## begin Provided information

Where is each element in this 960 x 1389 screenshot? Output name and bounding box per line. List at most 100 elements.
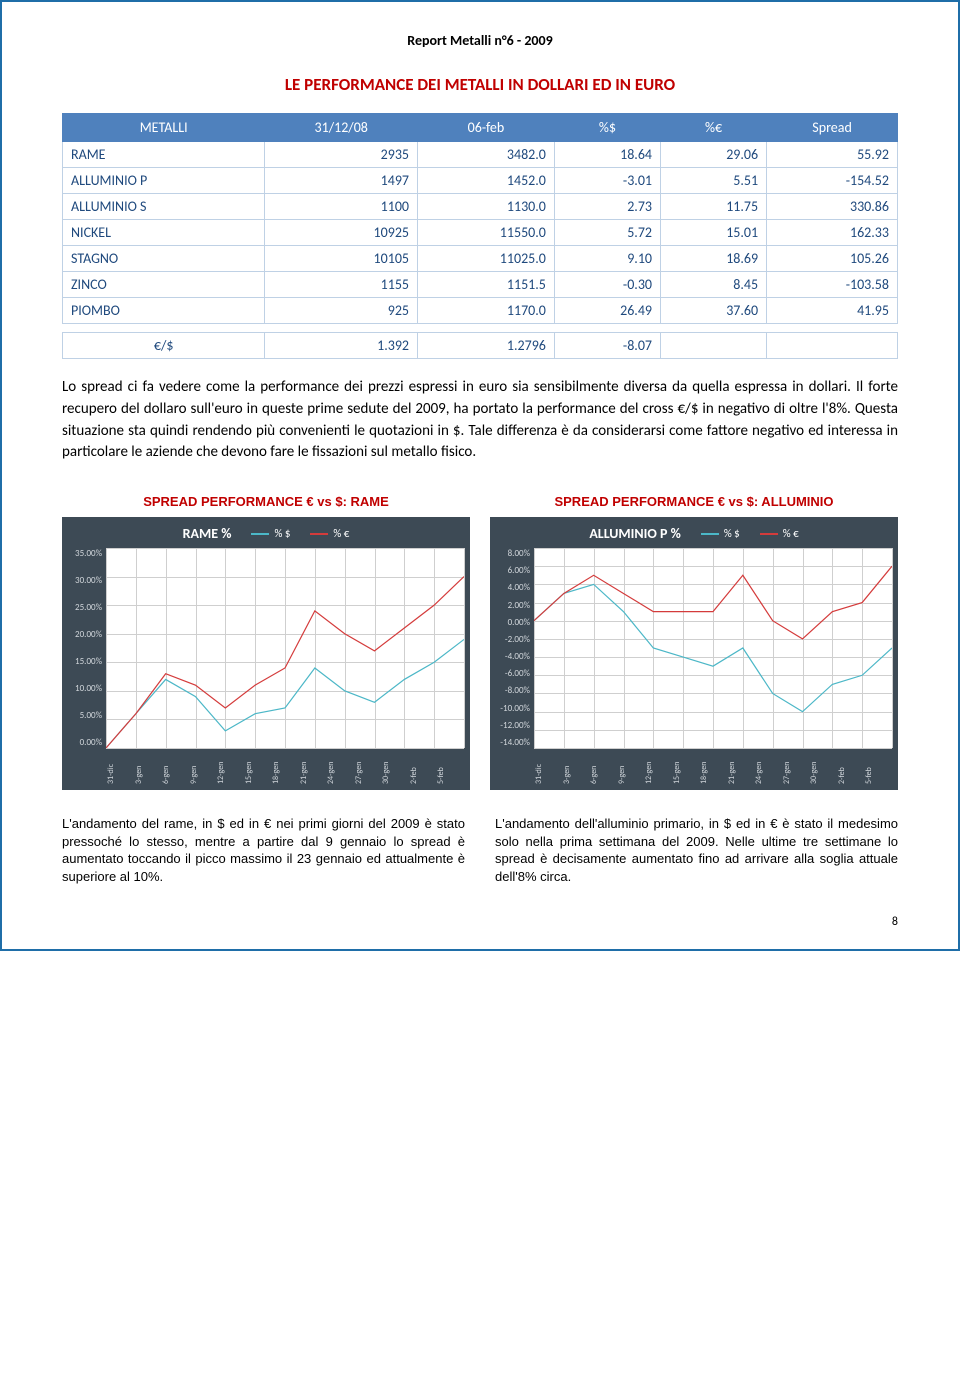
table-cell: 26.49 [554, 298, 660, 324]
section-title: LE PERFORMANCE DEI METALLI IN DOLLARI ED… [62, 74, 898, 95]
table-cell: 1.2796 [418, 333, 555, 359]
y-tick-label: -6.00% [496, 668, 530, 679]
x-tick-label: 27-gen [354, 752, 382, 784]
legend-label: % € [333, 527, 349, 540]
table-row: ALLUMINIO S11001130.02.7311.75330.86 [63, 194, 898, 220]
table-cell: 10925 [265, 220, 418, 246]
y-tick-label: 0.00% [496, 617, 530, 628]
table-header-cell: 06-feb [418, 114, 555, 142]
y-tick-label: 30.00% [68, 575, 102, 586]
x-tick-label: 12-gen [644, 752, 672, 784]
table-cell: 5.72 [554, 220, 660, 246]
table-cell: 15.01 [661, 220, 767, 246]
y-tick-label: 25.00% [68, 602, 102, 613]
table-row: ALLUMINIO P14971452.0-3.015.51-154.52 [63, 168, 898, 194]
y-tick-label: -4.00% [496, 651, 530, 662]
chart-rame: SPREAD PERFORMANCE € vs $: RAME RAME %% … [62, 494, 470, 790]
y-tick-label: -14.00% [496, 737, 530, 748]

## end Provided information

**What is being asked:**
Reproduce the lines of every item above, substituting "y-axis-label" for each occurrence of "y-tick-label" and changing nothing else. Leave the pictures out.

**Solution to this exercise:**
Where is each element in this 960 x 1389 screenshot? Output name and bounding box per line. List at most 100 elements.
table-cell: 26.49 [554, 298, 660, 324]
section-title: LE PERFORMANCE DEI METALLI IN DOLLARI ED… [62, 74, 898, 95]
table-cell: 1.2796 [418, 333, 555, 359]
y-axis-label: -6.00% [496, 668, 530, 679]
x-tick-label: 27-gen [354, 752, 382, 784]
legend-label: % € [333, 527, 349, 540]
table-row: ALLUMINIO S11001130.02.7311.75330.86 [63, 194, 898, 220]
table-cell: 10925 [265, 220, 418, 246]
y-axis-label: 0.00% [496, 617, 530, 628]
table-header-cell: 06-feb [418, 114, 555, 142]
y-axis-label: 30.00% [68, 575, 102, 586]
x-tick-label: 12-gen [644, 752, 672, 784]
table-cell: 5.72 [554, 220, 660, 246]
table-cell: 15.01 [661, 220, 767, 246]
y-axis-label: 25.00% [68, 602, 102, 613]
table-row: ALLUMINIO P14971452.0-3.015.51-154.52 [63, 168, 898, 194]
y-axis-label: -4.00% [496, 651, 530, 662]
chart-rame: SPREAD PERFORMANCE € vs $: RAME RAME %% … [62, 494, 470, 790]
y-axis-label: -14.00% [496, 737, 530, 748]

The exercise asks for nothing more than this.